OBJECTIVE: Below you will find a set of lines. Repeat them all exactly.

THE DATA:
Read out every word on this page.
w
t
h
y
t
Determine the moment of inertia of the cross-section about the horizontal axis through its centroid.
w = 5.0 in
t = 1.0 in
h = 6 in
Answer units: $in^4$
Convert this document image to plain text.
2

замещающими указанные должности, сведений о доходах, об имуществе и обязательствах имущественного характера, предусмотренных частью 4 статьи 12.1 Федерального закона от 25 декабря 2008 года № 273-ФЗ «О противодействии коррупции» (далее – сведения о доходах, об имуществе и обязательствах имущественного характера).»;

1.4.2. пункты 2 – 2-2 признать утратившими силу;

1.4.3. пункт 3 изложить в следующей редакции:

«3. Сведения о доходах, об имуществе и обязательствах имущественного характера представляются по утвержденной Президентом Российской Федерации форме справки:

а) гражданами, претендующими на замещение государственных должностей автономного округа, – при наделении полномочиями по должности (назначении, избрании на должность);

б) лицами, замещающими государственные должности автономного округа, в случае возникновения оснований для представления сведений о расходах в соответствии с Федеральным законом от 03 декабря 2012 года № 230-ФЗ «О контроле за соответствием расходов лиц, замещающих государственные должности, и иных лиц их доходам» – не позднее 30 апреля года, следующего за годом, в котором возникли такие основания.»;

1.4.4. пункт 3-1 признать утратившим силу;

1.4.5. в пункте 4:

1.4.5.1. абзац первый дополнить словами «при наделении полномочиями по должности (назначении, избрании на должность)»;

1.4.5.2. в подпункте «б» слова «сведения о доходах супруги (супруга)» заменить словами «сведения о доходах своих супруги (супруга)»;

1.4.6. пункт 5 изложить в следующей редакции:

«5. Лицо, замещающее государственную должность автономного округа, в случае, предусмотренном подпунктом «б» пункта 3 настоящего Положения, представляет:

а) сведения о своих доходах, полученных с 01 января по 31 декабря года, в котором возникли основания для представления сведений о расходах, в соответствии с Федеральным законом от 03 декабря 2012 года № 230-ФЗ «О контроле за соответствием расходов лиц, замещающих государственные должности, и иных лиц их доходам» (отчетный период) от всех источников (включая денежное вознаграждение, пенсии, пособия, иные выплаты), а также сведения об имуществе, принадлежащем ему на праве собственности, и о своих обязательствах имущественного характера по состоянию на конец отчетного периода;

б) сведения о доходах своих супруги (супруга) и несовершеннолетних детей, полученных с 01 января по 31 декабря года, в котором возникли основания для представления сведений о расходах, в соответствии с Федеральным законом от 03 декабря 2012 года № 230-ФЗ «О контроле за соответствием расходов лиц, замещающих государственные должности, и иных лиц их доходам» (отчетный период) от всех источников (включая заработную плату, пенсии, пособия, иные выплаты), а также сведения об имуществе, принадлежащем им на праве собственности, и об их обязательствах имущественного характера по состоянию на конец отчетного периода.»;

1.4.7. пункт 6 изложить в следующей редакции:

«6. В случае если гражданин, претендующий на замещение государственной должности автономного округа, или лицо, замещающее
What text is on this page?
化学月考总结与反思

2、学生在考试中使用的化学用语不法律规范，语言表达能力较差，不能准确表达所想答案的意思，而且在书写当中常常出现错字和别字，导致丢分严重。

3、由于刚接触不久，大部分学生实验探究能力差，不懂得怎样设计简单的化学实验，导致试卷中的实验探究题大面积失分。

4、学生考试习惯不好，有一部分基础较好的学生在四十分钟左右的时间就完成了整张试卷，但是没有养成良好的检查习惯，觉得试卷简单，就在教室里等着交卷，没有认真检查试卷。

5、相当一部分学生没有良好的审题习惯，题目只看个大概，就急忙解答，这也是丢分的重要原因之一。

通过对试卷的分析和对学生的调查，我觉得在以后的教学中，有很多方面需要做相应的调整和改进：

FULL OUTPUT:
Read out every word on this page.
w
t
h
y
t
Determine the moment of inertia of the cross-section about the horizontal axis through its centroid.
w = 5.0 in
t = 1.0 in
h = 6 in
Answer units: $in^4$
Convert this document image to plain text.
2

замещающими указанные должности, сведений о доходах, об имуществе и обязательствах имущественного характера, предусмотренных частью 4 статьи 12.1 Федерального закона от 25 декабря 2008 года № 273-ФЗ «О противодействии коррупции» (далее – сведения о доходах, об имуществе и обязательствах имущественного характера).»;

1.4.2. пункты 2 – 2-2 признать утратившими силу;

1.4.3. пункт 3 изложить в следующей редакции:

«3. Сведения о доходах, об имуществе и обязательствах имущественного характера представляются по утвержденной Президентом Российской Федерации форме справки:

а) гражданами, претендующими на замещение государственных должностей автономного округа, – при наделении полномочиями по должности (назначении, избрании на должность);

б) лицами, замещающими государственные должности автономного округа, в случае возникновения оснований для представления сведений о расходах в соответствии с Федеральным законом от 03 декабря 2012 года № 230-ФЗ «О контроле за соответствием расходов лиц, замещающих государственные должности, и иных лиц их доходам» – не позднее 30 апреля года, следующего за годом, в котором возникли такие основания.»;

1.4.4. пункт 3-1 признать утратившим силу;

1.4.5. в пункте 4:

1.4.5.1. абзац первый дополнить словами «при наделении полномочиями по должности (назначении, избрании на должность)»;

1.4.5.2. в подпункте «б» слова «сведения о доходах супруги (супруга)» заменить словами «сведения о доходах своих супруги (супруга)»;

1.4.6. пункт 5 изложить в следующей редакции:

«5. Лицо, замещающее государственную должность автономного округа, в случае, предусмотренном подпунктом «б» пункта 3 настоящего Положения, представляет:

а) сведения о своих доходах, полученных с 01 января по 31 декабря года, в котором возникли основания для представления сведений о расходах, в соответствии с Федеральным законом от 03 декабря 2012 года № 230-ФЗ «О контроле за соответствием расходов лиц, замещающих государственные должности, и иных лиц их доходам» (отчетный период) от всех источников (включая денежное вознаграждение, пенсии, пособия, иные выплаты), а также сведения об имуществе, принадлежащем ему на праве собственности, и о своих обязательствах имущественного характера по состоянию на конец отчетного периода;

б) сведения о доходах своих супруги (супруга) и несовершеннолетних детей, полученных с 01 января по 31 декабря года, в котором возникли основания для представления сведений о расходах, в соответствии с Федеральным законом от 03 декабря 2012 года № 230-ФЗ «О контроле за соответствием расходов лиц, замещающих государственные должности, и иных лиц их доходам» (отчетный период) от всех источников (включая заработную плату, пенсии, пособия, иные выплаты), а также сведения об имуществе, принадлежащем им на праве собственности, и об их обязательствах имущественного характера по состоянию на конец отчетного периода.»;

1.4.7. пункт 6 изложить в следующей редакции:

«6. В случае если гражданин, претендующий на замещение государственной должности автономного округа, или лицо, замещающее
What text is on this page?
化学月考总结与反思

2、学生在考试中使用的化学用语不法律规范，语言表达能力较差，不能准确表达所想答案的意思，而且在书写当中常常出现错字和别字，导致丢分严重。

3、由于刚接触不久，大部分学生实验探究能力差，不懂得怎样设计简单的化学实验，导致试卷中的实验探究题大面积失分。

4、学生考试习惯不好，有一部分基础较好的学生在四十分钟左右的时间就完成了整张试卷，但是没有养成良好的检查习惯，觉得试卷简单，就在教室里等着交卷，没有认真检查试卷。

5、相当一部分学生没有良好的审题习惯，题目只看个大概，就急忙解答，这也是丢分的重要原因之一。

通过对试卷的分析和对学生的调查，我觉得在以后的教学中，有很多方面需要做相应的调整和改进：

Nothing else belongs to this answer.